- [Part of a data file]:

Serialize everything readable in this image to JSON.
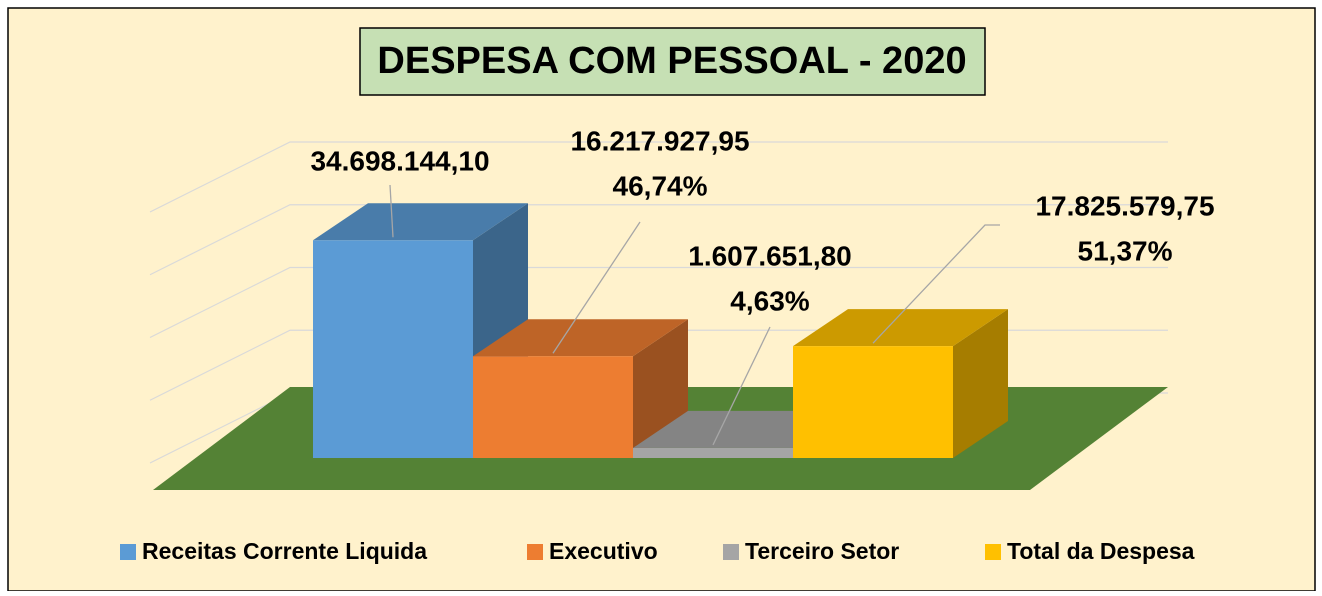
{
  "chart_data": {
    "type": "bar3d",
    "title": "DESPESA COM PESSOAL - 2020",
    "categories": [
      "Receitas Corrente Liquida",
      "Executivo",
      "Terceiro Setor",
      "Total da Despesa"
    ],
    "values": [
      34698144.1,
      16217927.95,
      1607651.8,
      17825579.75
    ],
    "value_labels": [
      "34.698.144,10",
      "16.217.927,95",
      "1.607.651,80",
      "17.825.579,75"
    ],
    "shares": [
      null,
      46.74,
      4.63,
      51.37
    ],
    "share_labels": [
      null,
      "46,74%",
      "4,63%",
      "51,37%"
    ],
    "colors": [
      "#5b9bd5",
      "#ed7d31",
      "#a5a5a5",
      "#ffc000"
    ],
    "ylim": [
      0,
      40000000
    ],
    "yticks": [
      0,
      10000000,
      20000000,
      30000000,
      40000000
    ],
    "grid": true,
    "legend": "bottom"
  }
}
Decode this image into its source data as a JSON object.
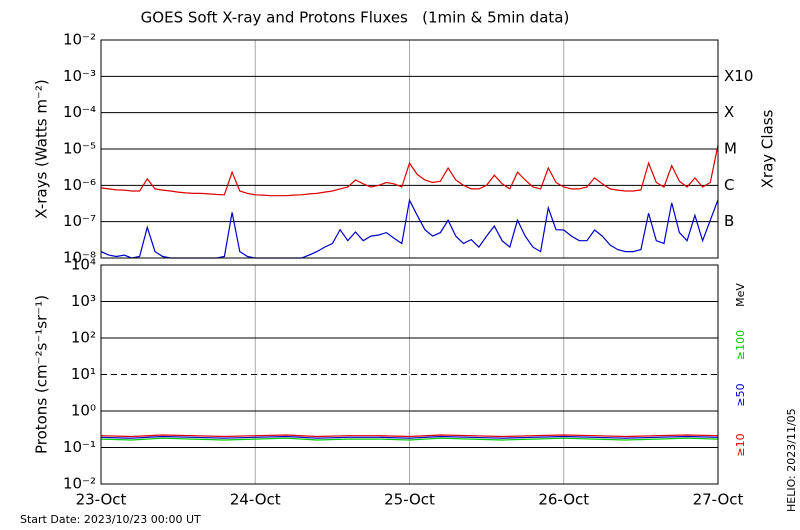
{
  "title": "GOES Soft X-ray and Protons Fluxes   (1min & 5min data)",
  "footer": {
    "start_date": "Start Date: 2023/10/23 00:00 UT",
    "credit": "HELIO: 2023/11/05"
  },
  "chart_data": [
    {
      "type": "line",
      "y_label": "X-rays (Watts m⁻²)",
      "log_y": true,
      "grid": true,
      "xlim": [
        0,
        4
      ],
      "xticks": [
        0,
        1,
        2,
        3,
        4
      ],
      "ylim": [
        1e-08,
        0.01
      ],
      "yticks": [
        {
          "value": 1e-08,
          "label": "10⁻⁸"
        },
        {
          "value": 1e-07,
          "label": "10⁻⁷"
        },
        {
          "value": 1e-06,
          "label": "10⁻⁶"
        },
        {
          "value": 1e-05,
          "label": "10⁻⁵"
        },
        {
          "value": 0.0001,
          "label": "10⁻⁴"
        },
        {
          "value": 0.001,
          "label": "10⁻³"
        },
        {
          "value": 0.01,
          "label": "10⁻²"
        }
      ],
      "right_label": "Xray Class",
      "class_labels": [
        {
          "value": 0.001,
          "label": "X10"
        },
        {
          "value": 0.0001,
          "label": "X"
        },
        {
          "value": 1e-05,
          "label": "M"
        },
        {
          "value": 1e-06,
          "label": "C"
        },
        {
          "value": 1e-07,
          "label": "B"
        }
      ],
      "x": [
        0,
        0.05,
        0.1,
        0.15,
        0.2,
        0.25,
        0.3,
        0.35,
        0.4,
        0.45,
        0.5,
        0.55,
        0.6,
        0.65,
        0.7,
        0.75,
        0.8,
        0.85,
        0.9,
        0.95,
        1,
        1.05,
        1.1,
        1.15,
        1.2,
        1.25,
        1.3,
        1.35,
        1.4,
        1.45,
        1.5,
        1.55,
        1.6,
        1.65,
        1.7,
        1.75,
        1.8,
        1.85,
        1.9,
        1.95,
        2,
        2.05,
        2.1,
        2.15,
        2.2,
        2.25,
        2.3,
        2.35,
        2.4,
        2.45,
        2.5,
        2.55,
        2.6,
        2.65,
        2.7,
        2.75,
        2.8,
        2.85,
        2.9,
        2.95,
        3,
        3.05,
        3.1,
        3.15,
        3.2,
        3.25,
        3.3,
        3.35,
        3.4,
        3.45,
        3.5,
        3.55,
        3.6,
        3.65,
        3.7,
        3.75,
        3.8,
        3.85,
        3.9,
        3.95,
        4
      ],
      "series": [
        {
          "color": "#dd0000",
          "values": [
            8.5e-07,
            8e-07,
            7.5e-07,
            7.4e-07,
            7e-07,
            7e-07,
            1.5e-06,
            8e-07,
            7.4e-07,
            7e-07,
            6.5e-07,
            6.2e-07,
            6e-07,
            6e-07,
            5.8e-07,
            5.6e-07,
            5.5e-07,
            2.3e-06,
            7e-07,
            6e-07,
            5.5e-07,
            5.4e-07,
            5.2e-07,
            5.2e-07,
            5.2e-07,
            5.4e-07,
            5.5e-07,
            5.8e-07,
            6e-07,
            6.5e-07,
            7e-07,
            8e-07,
            9e-07,
            1.4e-06,
            1.1e-06,
            9e-07,
            1e-06,
            1.2e-06,
            1.1e-06,
            9e-07,
            4.1e-06,
            2e-06,
            1.4e-06,
            1.2e-06,
            1.3e-06,
            3e-06,
            1.4e-06,
            1e-06,
            8e-07,
            8e-07,
            1e-06,
            1.9e-06,
            1.1e-06,
            8e-07,
            2.3e-06,
            1.4e-06,
            9e-07,
            8e-07,
            3e-06,
            1.2e-06,
            9e-07,
            8e-07,
            8e-07,
            9e-07,
            1.6e-06,
            1.1e-06,
            8e-07,
            7.4e-07,
            7e-07,
            7e-07,
            7.5e-07,
            4.1e-06,
            1.2e-06,
            9e-07,
            3.5e-06,
            1.3e-06,
            9e-07,
            1.6e-06,
            9e-07,
            1.2e-06,
            1.3e-05
          ]
        },
        {
          "color": "#0000cc",
          "values": [
            1.5e-08,
            1.2e-08,
            1.1e-08,
            1.2e-08,
            1e-08,
            1.1e-08,
            7e-08,
            1.5e-08,
            1.1e-08,
            1e-08,
            1e-08,
            1e-08,
            1e-08,
            1e-08,
            1e-08,
            1e-08,
            1.1e-08,
            1.8e-07,
            1.5e-08,
            1.1e-08,
            1e-08,
            1e-08,
            1e-08,
            1e-08,
            1e-08,
            1e-08,
            1e-08,
            1.2e-08,
            1.5e-08,
            2e-08,
            2.5e-08,
            6e-08,
            3e-08,
            5.2e-08,
            3e-08,
            4e-08,
            4.3e-08,
            5e-08,
            3.5e-08,
            2.5e-08,
            3.9e-07,
            1.5e-07,
            6e-08,
            4e-08,
            5e-08,
            1.1e-07,
            4e-08,
            2.5e-08,
            3.2e-08,
            2e-08,
            4e-08,
            7.6e-08,
            3e-08,
            2e-08,
            1.1e-07,
            4e-08,
            2e-08,
            1.5e-08,
            2.4e-07,
            6e-08,
            5.9e-08,
            4e-08,
            3e-08,
            3e-08,
            5.9e-08,
            4e-08,
            2.3e-08,
            1.7e-08,
            1.5e-08,
            1.5e-08,
            1.7e-08,
            1.7e-07,
            3e-08,
            2.5e-08,
            3.3e-07,
            5e-08,
            3e-08,
            1.5e-07,
            3e-08,
            1.1e-07,
            4e-07
          ]
        }
      ]
    },
    {
      "type": "line",
      "y_label": "Protons (cm⁻²s⁻¹sr⁻¹)",
      "log_y": true,
      "grid": true,
      "xlim": [
        0,
        4
      ],
      "xticks": [
        {
          "value": 0,
          "label": "23-Oct"
        },
        {
          "value": 1,
          "label": "24-Oct"
        },
        {
          "value": 2,
          "label": "25-Oct"
        },
        {
          "value": 3,
          "label": "26-Oct"
        },
        {
          "value": 4,
          "label": "27-Oct"
        }
      ],
      "ylim": [
        0.01,
        10000.0
      ],
      "yticks": [
        {
          "value": 0.01,
          "label": "10⁻²"
        },
        {
          "value": 0.1,
          "label": "10⁻¹"
        },
        {
          "value": 1,
          "label": "10⁰"
        },
        {
          "value": 10,
          "label": "10¹"
        },
        {
          "value": 100,
          "label": "10²"
        },
        {
          "value": 1000,
          "label": "10³"
        },
        {
          "value": 10000,
          "label": "10⁴"
        }
      ],
      "threshold": 10,
      "legend_title": "MeV",
      "x": [
        0,
        0.2,
        0.4,
        0.6,
        0.8,
        1,
        1.2,
        1.4,
        1.6,
        1.8,
        2,
        2.2,
        2.4,
        2.6,
        2.8,
        3,
        3.2,
        3.4,
        3.6,
        3.8,
        4
      ],
      "series": [
        {
          "name": "≥100",
          "color": "#00cc00",
          "values": [
            0.17,
            0.16,
            0.18,
            0.17,
            0.16,
            0.17,
            0.18,
            0.16,
            0.17,
            0.17,
            0.16,
            0.18,
            0.17,
            0.16,
            0.17,
            0.18,
            0.17,
            0.16,
            0.17,
            0.18,
            0.17
          ]
        },
        {
          "name": "≥50",
          "color": "#0000cc",
          "values": [
            0.19,
            0.18,
            0.2,
            0.19,
            0.18,
            0.19,
            0.2,
            0.18,
            0.19,
            0.19,
            0.18,
            0.2,
            0.19,
            0.18,
            0.19,
            0.2,
            0.19,
            0.18,
            0.19,
            0.2,
            0.19
          ]
        },
        {
          "name": "≥10",
          "color": "#dd0000",
          "values": [
            0.21,
            0.2,
            0.22,
            0.21,
            0.2,
            0.21,
            0.22,
            0.2,
            0.21,
            0.21,
            0.2,
            0.22,
            0.21,
            0.2,
            0.21,
            0.22,
            0.21,
            0.2,
            0.21,
            0.22,
            0.21
          ]
        }
      ]
    }
  ]
}
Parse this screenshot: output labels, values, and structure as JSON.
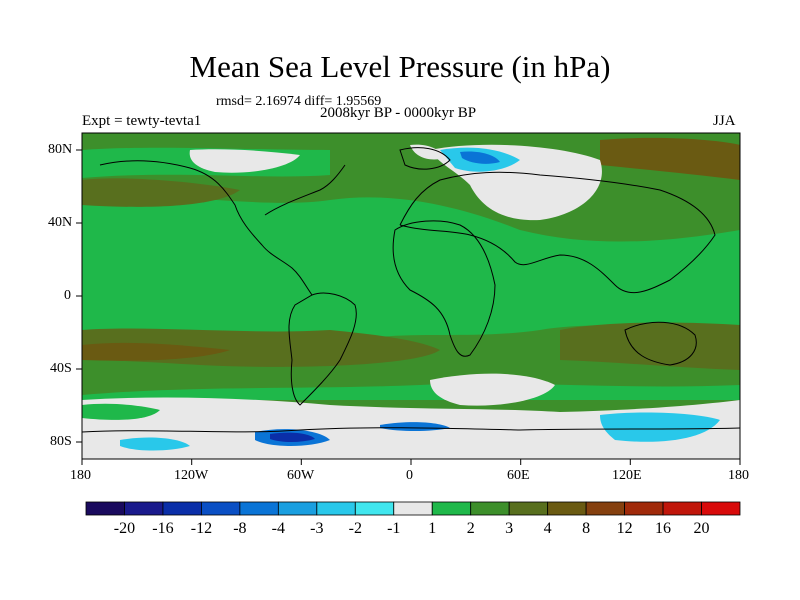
{
  "title": "Mean Sea Level Pressure (in hPa)",
  "stats": "rmsd= 2.16974 diff= 1.95569",
  "period": "2008kyr BP - 0000kyr BP",
  "experiment": "Expt = tewty-tevta1",
  "season": "JJA",
  "lat_labels": [
    "80N",
    "40N",
    "0",
    "40S",
    "80S"
  ],
  "lon_labels": [
    "180",
    "120W",
    "60W",
    "0",
    "60E",
    "120E",
    "180"
  ],
  "colorbar": {
    "labels": [
      "-20",
      "-16",
      "-12",
      "-8",
      "-4",
      "-3",
      "-2",
      "-1",
      "1",
      "2",
      "3",
      "4",
      "8",
      "12",
      "16",
      "20"
    ],
    "colors": [
      "#1a0a5e",
      "#1a1a8c",
      "#0a2ea8",
      "#0a4fc4",
      "#0a74d6",
      "#1a9fe0",
      "#29c8ea",
      "#40e6ee",
      "#e8e8e8",
      "#1fb84a",
      "#3d8f2b",
      "#586f1e",
      "#6a5a12",
      "#85400f",
      "#a02a0a",
      "#c0160a",
      "#d80a0a"
    ]
  },
  "fields": {
    "land": "#1fb84a",
    "green2": "#3d8f2b",
    "olive": "#586f1e",
    "brown": "#6a5a12",
    "white": "#e8e8e8",
    "cyan": "#29c8ea",
    "blue": "#0a74d6",
    "navy": "#0a2ea8"
  }
}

- [WRITTEN TASK]:
Say how many lines in this material hold "Protons", and say nothing else.

- [TASK SOLUTION]:
2